* RECORDS PROVIDED
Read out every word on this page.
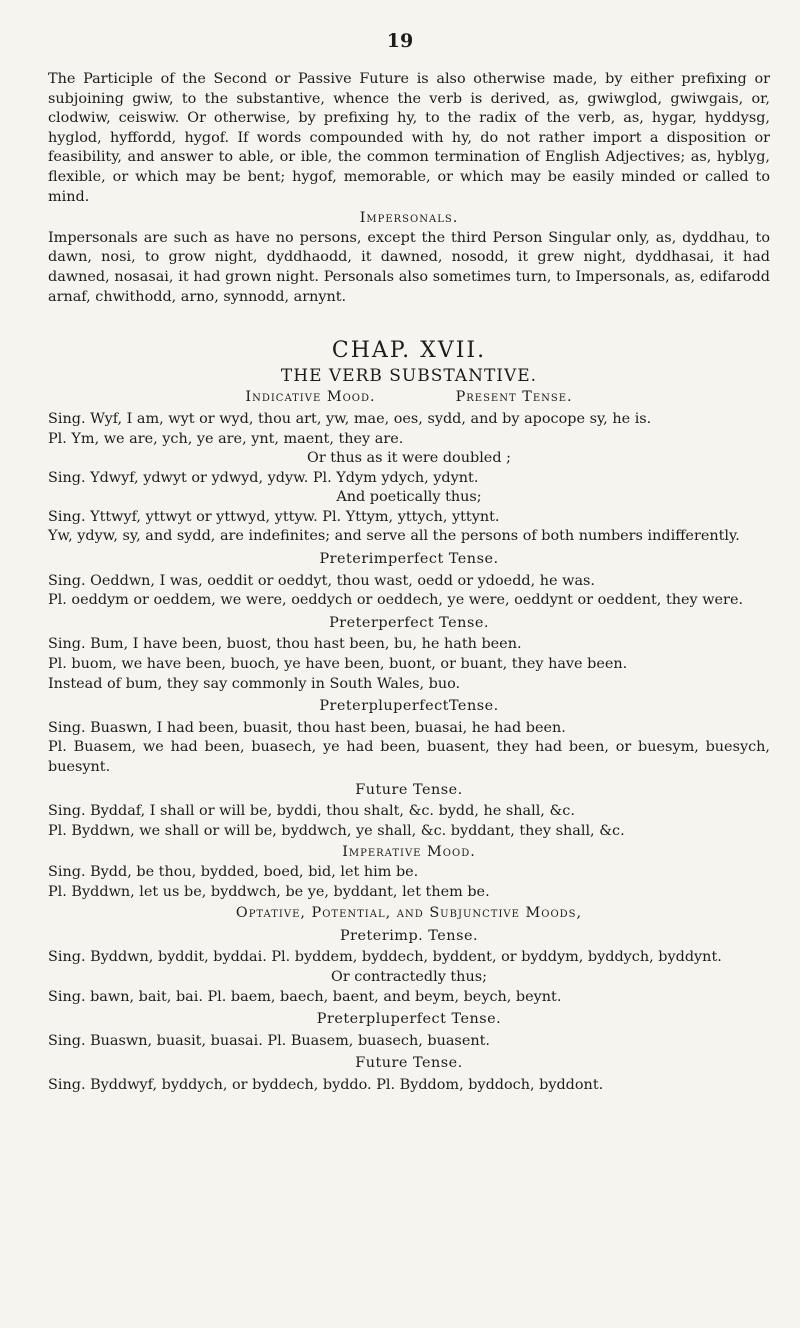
19

The Participle of the Second or Passive Future is also otherwise made, by either prefixing or subjoining gwiw, to the substantive, whence the verb is derived, as, gwiwglod, gwiwgais, or, clodwiw, ceiswiw. Or otherwise, by prefixing hy, to the radix of the verb, as, hygar, hyddysg, hyglod, hyffordd, hygof. If words compounded with hy, do not rather import a disposition or feasibility, and answer to able, or ible, the common termination of English Adjectives; as, hyblyg, flexible, or which may be bent; hygof, memorable, or which may be easily minded or called to mind.

Impersonals.

Impersonals are such as have no persons, except the third Person Singular only, as, dyddhau, to dawn, nosi, to grow night, dyddhaodd, it dawned, nosodd, it grew night, dyddhasai, it had dawned, nosasai, it had grown night. Personals also sometimes turn, to Impersonals, as, edifarodd arnaf, chwithodd, arno, synnodd, arnynt.

CHAP. XVII.
THE VERB SUBSTANTIVE.
Indicative Mood.	Present Tense.

Sing. Wyf, I am, wyt or wyd, thou art, yw, mae, oes, sydd, and by apocope sy, he is.

Pl. Ym, we are, ych, ye are, ynt, maent, they are.

Or thus as it were doubled ;

Sing. Ydwyf, ydwyt or ydwyd, ydyw. Pl. Ydym ydych, ydynt.

And poetically thus;

Sing. Yttwyf, yttwyt or yttwyd, yttyw. Pl. Yttym, yttych, yttynt.

Yw, ydyw, sy, and sydd, are indefinites; and serve all the persons of both numbers indifferently.

Preterimperfect Tense.

Sing. Oeddwn, I was, oeddit or oeddyt, thou wast, oedd or ydoedd, he was.

Pl. oeddym or oeddem, we were, oeddych or oeddech, ye were, oeddynt or oeddent, they were.

Preterperfect Tense.

Sing. Bum, I have been, buost, thou hast been, bu, he hath been.

Pl. buom, we have been, buoch, ye have been, buont, or buant, they have been.

Instead of bum, they say commonly in South Wales, buo.

PreterpluperfectTense.

Sing. Buaswn, I had been, buasit, thou hast been, buasai, he had been.

Pl. Buasem, we had been, buasech, ye had been, buasent, they had been, or buesym, buesych, buesynt.

Future Tense.

Sing. Byddaf, I shall or will be, byddi, thou shalt, &c. bydd, he shall, &c.

Pl. Byddwn, we shall or will be, byddwch, ye shall, &c. byddant, they shall, &c.

Imperative Mood.

Sing. Bydd, be thou, bydded, boed, bid, let him be.

Pl. Byddwn, let us be, byddwch, be ye, byddant, let them be.

Optative, Potential, and Subjunctive Moods,
Preterimp. Tense.

Sing. Byddwn, byddit, byddai. Pl. byddem, byddech, byddent, or byddym, byddych, byddynt.

Or contractedly thus;

Sing. bawn, bait, bai. Pl. baem, baech, baent, and beym, beych, beynt.

Preterpluperfect Tense.

Sing. Buaswn, buasit, buasai. Pl. Buasem, buasech, buasent.

Future Tense.

Sing. Byddwyf, byddych, or byddech, byddo. Pl. Byddom, byddoch, byddont.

* THE REQUEST
Print every entry above again without changing a word, and omit the pictures.

* THE RESPONSE
Read out every word on this page.
19

The Participle of the Second or Passive Future is also otherwise made, by either prefixing or subjoining gwiw, to the substantive, whence the verb is derived, as, gwiwglod, gwiwgais, or, clodwiw, ceiswiw. Or otherwise, by prefixing hy, to the radix of the verb, as, hygar, hyddysg, hyglod, hyffordd, hygof. If words compounded with hy, do not rather import a disposition or feasibility, and answer to able, or ible, the common termination of English Adjectives; as, hyblyg, flexible, or which may be bent; hygof, memorable, or which may be easily minded or called to mind.

Impersonals.

Impersonals are such as have no persons, except the third Person Singular only, as, dyddhau, to dawn, nosi, to grow night, dyddhaodd, it dawned, nosodd, it grew night, dyddhasai, it had dawned, nosasai, it had grown night. Personals also sometimes turn, to Impersonals, as, edifarodd arnaf, chwithodd, arno, synnodd, arnynt.

CHAP. XVII.
THE VERB SUBSTANTIVE.
Indicative Mood.	Present Tense.

Sing. Wyf, I am, wyt or wyd, thou art, yw, mae, oes, sydd, and by apocope sy, he is.

Pl. Ym, we are, ych, ye are, ynt, maent, they are.

Or thus as it were doubled ;

Sing. Ydwyf, ydwyt or ydwyd, ydyw. Pl. Ydym ydych, ydynt.

And poetically thus;

Sing. Yttwyf, yttwyt or yttwyd, yttyw. Pl. Yttym, yttych, yttynt.

Yw, ydyw, sy, and sydd, are indefinites; and serve all the persons of both numbers indifferently.

Preterimperfect Tense.

Sing. Oeddwn, I was, oeddit or oeddyt, thou wast, oedd or ydoedd, he was.

Pl. oeddym or oeddem, we were, oeddych or oeddech, ye were, oeddynt or oeddent, they were.

Preterperfect Tense.

Sing. Bum, I have been, buost, thou hast been, bu, he hath been.

Pl. buom, we have been, buoch, ye have been, buont, or buant, they have been.

Instead of bum, they say commonly in South Wales, buo.

PreterpluperfectTense.

Sing. Buaswn, I had been, buasit, thou hast been, buasai, he had been.

Pl. Buasem, we had been, buasech, ye had been, buasent, they had been, or buesym, buesych, buesynt.

Future Tense.

Sing. Byddaf, I shall or will be, byddi, thou shalt, &c. bydd, he shall, &c.

Pl. Byddwn, we shall or will be, byddwch, ye shall, &c. byddant, they shall, &c.

Imperative Mood.

Sing. Bydd, be thou, bydded, boed, bid, let him be.

Pl. Byddwn, let us be, byddwch, be ye, byddant, let them be.

Optative, Potential, and Subjunctive Moods,
Preterimp. Tense.

Sing. Byddwn, byddit, byddai. Pl. byddem, byddech, byddent, or byddym, byddych, byddynt.

Or contractedly thus;

Sing. bawn, bait, bai. Pl. baem, baech, baent, and beym, beych, beynt.

Preterpluperfect Tense.

Sing. Buaswn, buasit, buasai. Pl. Buasem, buasech, buasent.

Future Tense.

Sing. Byddwyf, byddych, or byddech, byddo. Pl. Byddom, byddoch, byddont.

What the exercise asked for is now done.